-- begin Listing --

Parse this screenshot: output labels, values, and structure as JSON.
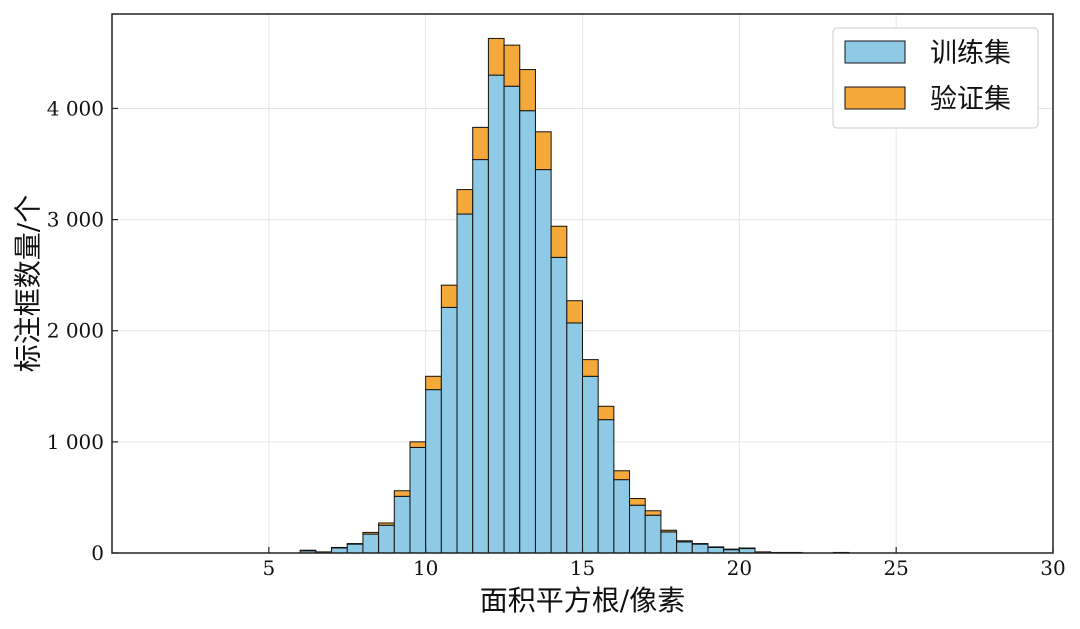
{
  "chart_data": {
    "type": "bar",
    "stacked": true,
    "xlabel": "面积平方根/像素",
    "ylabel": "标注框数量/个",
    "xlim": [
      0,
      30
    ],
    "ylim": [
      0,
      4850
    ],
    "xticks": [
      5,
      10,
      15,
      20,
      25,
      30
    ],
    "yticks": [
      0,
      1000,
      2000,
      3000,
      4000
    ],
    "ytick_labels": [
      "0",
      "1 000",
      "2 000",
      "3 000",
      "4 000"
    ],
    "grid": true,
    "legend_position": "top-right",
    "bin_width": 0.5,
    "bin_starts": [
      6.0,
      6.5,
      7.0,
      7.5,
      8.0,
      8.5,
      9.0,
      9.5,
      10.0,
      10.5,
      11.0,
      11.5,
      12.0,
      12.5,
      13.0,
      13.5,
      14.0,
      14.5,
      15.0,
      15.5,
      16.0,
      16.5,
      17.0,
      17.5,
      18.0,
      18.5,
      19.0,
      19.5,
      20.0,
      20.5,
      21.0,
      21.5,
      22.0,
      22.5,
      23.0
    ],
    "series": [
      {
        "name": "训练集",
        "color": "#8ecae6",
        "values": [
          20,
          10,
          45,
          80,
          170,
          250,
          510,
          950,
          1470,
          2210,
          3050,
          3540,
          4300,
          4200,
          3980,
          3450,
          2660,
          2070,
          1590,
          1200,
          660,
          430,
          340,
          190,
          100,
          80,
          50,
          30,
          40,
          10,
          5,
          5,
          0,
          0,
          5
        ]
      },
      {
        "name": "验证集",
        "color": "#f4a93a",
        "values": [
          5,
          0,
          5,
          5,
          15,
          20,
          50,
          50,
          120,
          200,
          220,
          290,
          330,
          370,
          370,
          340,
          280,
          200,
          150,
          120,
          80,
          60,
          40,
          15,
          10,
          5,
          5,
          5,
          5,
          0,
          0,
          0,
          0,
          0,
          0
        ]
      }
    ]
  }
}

-- end Listing --

* [Written problem]:
Repeat the data exactly in full, omitting its pictures.

* [Completed task]:
Parse this screenshot: output labels, values, and structure as JSON.
{
  "chart_data": {
    "type": "bar",
    "stacked": true,
    "xlabel": "面积平方根/像素",
    "ylabel": "标注框数量/个",
    "xlim": [
      0,
      30
    ],
    "ylim": [
      0,
      4850
    ],
    "xticks": [
      5,
      10,
      15,
      20,
      25,
      30
    ],
    "yticks": [
      0,
      1000,
      2000,
      3000,
      4000
    ],
    "ytick_labels": [
      "0",
      "1 000",
      "2 000",
      "3 000",
      "4 000"
    ],
    "grid": true,
    "legend_position": "top-right",
    "bin_width": 0.5,
    "bin_starts": [
      6.0,
      6.5,
      7.0,
      7.5,
      8.0,
      8.5,
      9.0,
      9.5,
      10.0,
      10.5,
      11.0,
      11.5,
      12.0,
      12.5,
      13.0,
      13.5,
      14.0,
      14.5,
      15.0,
      15.5,
      16.0,
      16.5,
      17.0,
      17.5,
      18.0,
      18.5,
      19.0,
      19.5,
      20.0,
      20.5,
      21.0,
      21.5,
      22.0,
      22.5,
      23.0
    ],
    "series": [
      {
        "name": "训练集",
        "color": "#8ecae6",
        "values": [
          20,
          10,
          45,
          80,
          170,
          250,
          510,
          950,
          1470,
          2210,
          3050,
          3540,
          4300,
          4200,
          3980,
          3450,
          2660,
          2070,
          1590,
          1200,
          660,
          430,
          340,
          190,
          100,
          80,
          50,
          30,
          40,
          10,
          5,
          5,
          0,
          0,
          5
        ]
      },
      {
        "name": "验证集",
        "color": "#f4a93a",
        "values": [
          5,
          0,
          5,
          5,
          15,
          20,
          50,
          50,
          120,
          200,
          220,
          290,
          330,
          370,
          370,
          340,
          280,
          200,
          150,
          120,
          80,
          60,
          40,
          15,
          10,
          5,
          5,
          5,
          5,
          0,
          0,
          0,
          0,
          0,
          0
        ]
      }
    ]
  }
}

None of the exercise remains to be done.